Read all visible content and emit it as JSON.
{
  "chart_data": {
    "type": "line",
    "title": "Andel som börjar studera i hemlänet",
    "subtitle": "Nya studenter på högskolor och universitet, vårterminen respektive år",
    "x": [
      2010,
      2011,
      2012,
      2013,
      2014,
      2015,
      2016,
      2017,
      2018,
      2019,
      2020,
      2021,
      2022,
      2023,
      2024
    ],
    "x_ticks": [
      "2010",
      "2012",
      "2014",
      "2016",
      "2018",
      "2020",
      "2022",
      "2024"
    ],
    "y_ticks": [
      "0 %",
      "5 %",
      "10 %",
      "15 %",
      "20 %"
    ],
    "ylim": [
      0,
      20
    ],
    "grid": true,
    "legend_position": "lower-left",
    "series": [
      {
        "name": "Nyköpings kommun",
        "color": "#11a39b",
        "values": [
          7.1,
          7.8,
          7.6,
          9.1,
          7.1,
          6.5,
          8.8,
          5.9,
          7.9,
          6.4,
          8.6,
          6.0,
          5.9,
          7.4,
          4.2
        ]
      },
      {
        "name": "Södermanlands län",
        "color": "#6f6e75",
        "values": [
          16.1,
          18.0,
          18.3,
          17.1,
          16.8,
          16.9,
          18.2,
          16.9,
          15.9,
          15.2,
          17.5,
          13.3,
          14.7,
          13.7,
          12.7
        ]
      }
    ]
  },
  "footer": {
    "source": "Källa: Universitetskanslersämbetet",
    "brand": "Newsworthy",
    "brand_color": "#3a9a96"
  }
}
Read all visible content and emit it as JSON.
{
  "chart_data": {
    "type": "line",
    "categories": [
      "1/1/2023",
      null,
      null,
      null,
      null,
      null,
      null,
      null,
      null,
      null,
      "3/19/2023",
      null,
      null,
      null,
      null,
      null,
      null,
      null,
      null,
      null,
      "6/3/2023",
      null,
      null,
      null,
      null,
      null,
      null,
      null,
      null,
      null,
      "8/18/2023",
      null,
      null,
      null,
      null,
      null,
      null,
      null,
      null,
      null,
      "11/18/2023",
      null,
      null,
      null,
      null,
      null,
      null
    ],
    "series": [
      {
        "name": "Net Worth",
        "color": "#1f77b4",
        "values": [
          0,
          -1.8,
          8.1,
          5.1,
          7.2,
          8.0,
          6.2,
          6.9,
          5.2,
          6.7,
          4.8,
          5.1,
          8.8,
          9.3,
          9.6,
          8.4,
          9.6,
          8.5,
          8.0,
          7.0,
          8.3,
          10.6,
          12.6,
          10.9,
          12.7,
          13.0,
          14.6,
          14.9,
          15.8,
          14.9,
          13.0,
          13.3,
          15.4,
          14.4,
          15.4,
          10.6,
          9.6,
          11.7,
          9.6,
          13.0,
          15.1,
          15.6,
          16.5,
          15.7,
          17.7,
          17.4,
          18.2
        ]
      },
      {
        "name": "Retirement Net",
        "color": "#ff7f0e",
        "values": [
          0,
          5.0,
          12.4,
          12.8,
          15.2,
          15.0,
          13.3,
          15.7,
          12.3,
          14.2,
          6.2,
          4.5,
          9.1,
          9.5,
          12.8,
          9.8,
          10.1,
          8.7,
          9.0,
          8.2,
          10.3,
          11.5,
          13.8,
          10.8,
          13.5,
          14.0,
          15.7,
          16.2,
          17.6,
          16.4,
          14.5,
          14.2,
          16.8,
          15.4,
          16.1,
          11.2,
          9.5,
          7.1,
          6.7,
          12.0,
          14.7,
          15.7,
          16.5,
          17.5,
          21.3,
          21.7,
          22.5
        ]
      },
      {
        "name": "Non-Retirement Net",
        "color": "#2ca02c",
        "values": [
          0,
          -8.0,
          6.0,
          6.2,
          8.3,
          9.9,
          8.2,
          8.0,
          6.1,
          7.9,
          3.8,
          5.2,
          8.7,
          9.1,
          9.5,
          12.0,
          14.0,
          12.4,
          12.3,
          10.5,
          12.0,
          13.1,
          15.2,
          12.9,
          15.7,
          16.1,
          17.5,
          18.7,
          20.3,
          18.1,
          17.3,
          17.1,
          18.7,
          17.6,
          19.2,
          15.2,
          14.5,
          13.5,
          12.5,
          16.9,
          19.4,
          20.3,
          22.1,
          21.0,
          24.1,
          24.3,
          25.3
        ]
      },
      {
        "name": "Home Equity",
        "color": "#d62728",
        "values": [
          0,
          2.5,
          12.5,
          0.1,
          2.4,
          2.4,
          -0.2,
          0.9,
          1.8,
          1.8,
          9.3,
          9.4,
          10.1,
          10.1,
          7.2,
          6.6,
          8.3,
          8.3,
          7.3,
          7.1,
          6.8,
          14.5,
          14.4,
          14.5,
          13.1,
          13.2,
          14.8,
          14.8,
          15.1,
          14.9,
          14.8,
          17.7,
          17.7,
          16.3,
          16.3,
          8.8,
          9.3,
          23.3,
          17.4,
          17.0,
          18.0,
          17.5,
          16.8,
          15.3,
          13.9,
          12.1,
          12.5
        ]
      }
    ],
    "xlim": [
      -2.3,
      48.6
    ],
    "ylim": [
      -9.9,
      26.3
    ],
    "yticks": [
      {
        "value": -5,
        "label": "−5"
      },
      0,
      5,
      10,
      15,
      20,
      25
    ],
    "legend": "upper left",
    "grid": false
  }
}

────────────────────

= OBJECTIVE =
Extract each line from the listing above, please, and repeat it exactly.

= WRITTEN ANSWER =
Read all visible content and emit it as JSON.
{
  "chart_data": {
    "type": "line",
    "title": "Andel som börjar studera i hemlänet",
    "subtitle": "Nya studenter på högskolor och universitet, vårterminen respektive år",
    "x": [
      2010,
      2011,
      2012,
      2013,
      2014,
      2015,
      2016,
      2017,
      2018,
      2019,
      2020,
      2021,
      2022,
      2023,
      2024
    ],
    "x_ticks": [
      "2010",
      "2012",
      "2014",
      "2016",
      "2018",
      "2020",
      "2022",
      "2024"
    ],
    "y_ticks": [
      "0 %",
      "5 %",
      "10 %",
      "15 %",
      "20 %"
    ],
    "ylim": [
      0,
      20
    ],
    "grid": true,
    "legend_position": "lower-left",
    "series": [
      {
        "name": "Nyköpings kommun",
        "color": "#11a39b",
        "values": [
          7.1,
          7.8,
          7.6,
          9.1,
          7.1,
          6.5,
          8.8,
          5.9,
          7.9,
          6.4,
          8.6,
          6.0,
          5.9,
          7.4,
          4.2
        ]
      },
      {
        "name": "Södermanlands län",
        "color": "#6f6e75",
        "values": [
          16.1,
          18.0,
          18.3,
          17.1,
          16.8,
          16.9,
          18.2,
          16.9,
          15.9,
          15.2,
          17.5,
          13.3,
          14.7,
          13.7,
          12.7
        ]
      }
    ]
  },
  "footer": {
    "source": "Källa: Universitetskanslersämbetet",
    "brand": "Newsworthy",
    "brand_color": "#3a9a96"
  }
}
Read all visible content and emit it as JSON.
{
  "chart_data": {
    "type": "line",
    "categories": [
      "1/1/2023",
      null,
      null,
      null,
      null,
      null,
      null,
      null,
      null,
      null,
      "3/19/2023",
      null,
      null,
      null,
      null,
      null,
      null,
      null,
      null,
      null,
      "6/3/2023",
      null,
      null,
      null,
      null,
      null,
      null,
      null,
      null,
      null,
      "8/18/2023",
      null,
      null,
      null,
      null,
      null,
      null,
      null,
      null,
      null,
      "11/18/2023",
      null,
      null,
      null,
      null,
      null,
      null
    ],
    "series": [
      {
        "name": "Net Worth",
        "color": "#1f77b4",
        "values": [
          0,
          -1.8,
          8.1,
          5.1,
          7.2,
          8.0,
          6.2,
          6.9,
          5.2,
          6.7,
          4.8,
          5.1,
          8.8,
          9.3,
          9.6,
          8.4,
          9.6,
          8.5,
          8.0,
          7.0,
          8.3,
          10.6,
          12.6,
          10.9,
          12.7,
          13.0,
          14.6,
          14.9,
          15.8,
          14.9,
          13.0,
          13.3,
          15.4,
          14.4,
          15.4,
          10.6,
          9.6,
          11.7,
          9.6,
          13.0,
          15.1,
          15.6,
          16.5,
          15.7,
          17.7,
          17.4,
          18.2
        ]
      },
      {
        "name": "Retirement Net",
        "color": "#ff7f0e",
        "values": [
          0,
          5.0,
          12.4,
          12.8,
          15.2,
          15.0,
          13.3,
          15.7,
          12.3,
          14.2,
          6.2,
          4.5,
          9.1,
          9.5,
          12.8,
          9.8,
          10.1,
          8.7,
          9.0,
          8.2,
          10.3,
          11.5,
          13.8,
          10.8,
          13.5,
          14.0,
          15.7,
          16.2,
          17.6,
          16.4,
          14.5,
          14.2,
          16.8,
          15.4,
          16.1,
          11.2,
          9.5,
          7.1,
          6.7,
          12.0,
          14.7,
          15.7,
          16.5,
          17.5,
          21.3,
          21.7,
          22.5
        ]
      },
      {
        "name": "Non-Retirement Net",
        "color": "#2ca02c",
        "values": [
          0,
          -8.0,
          6.0,
          6.2,
          8.3,
          9.9,
          8.2,
          8.0,
          6.1,
          7.9,
          3.8,
          5.2,
          8.7,
          9.1,
          9.5,
          12.0,
          14.0,
          12.4,
          12.3,
          10.5,
          12.0,
          13.1,
          15.2,
          12.9,
          15.7,
          16.1,
          17.5,
          18.7,
          20.3,
          18.1,
          17.3,
          17.1,
          18.7,
          17.6,
          19.2,
          15.2,
          14.5,
          13.5,
          12.5,
          16.9,
          19.4,
          20.3,
          22.1,
          21.0,
          24.1,
          24.3,
          25.3
        ]
      },
      {
        "name": "Home Equity",
        "color": "#d62728",
        "values": [
          0,
          2.5,
          12.5,
          0.1,
          2.4,
          2.4,
          -0.2,
          0.9,
          1.8,
          1.8,
          9.3,
          9.4,
          10.1,
          10.1,
          7.2,
          6.6,
          8.3,
          8.3,
          7.3,
          7.1,
          6.8,
          14.5,
          14.4,
          14.5,
          13.1,
          13.2,
          14.8,
          14.8,
          15.1,
          14.9,
          14.8,
          17.7,
          17.7,
          16.3,
          16.3,
          8.8,
          9.3,
          23.3,
          17.4,
          17.0,
          18.0,
          17.5,
          16.8,
          15.3,
          13.9,
          12.1,
          12.5
        ]
      }
    ],
    "xlim": [
      -2.3,
      48.6
    ],
    "ylim": [
      -9.9,
      26.3
    ],
    "yticks": [
      {
        "value": -5,
        "label": "−5"
      },
      0,
      5,
      10,
      15,
      20,
      25
    ],
    "legend": "upper left",
    "grid": false
  }
}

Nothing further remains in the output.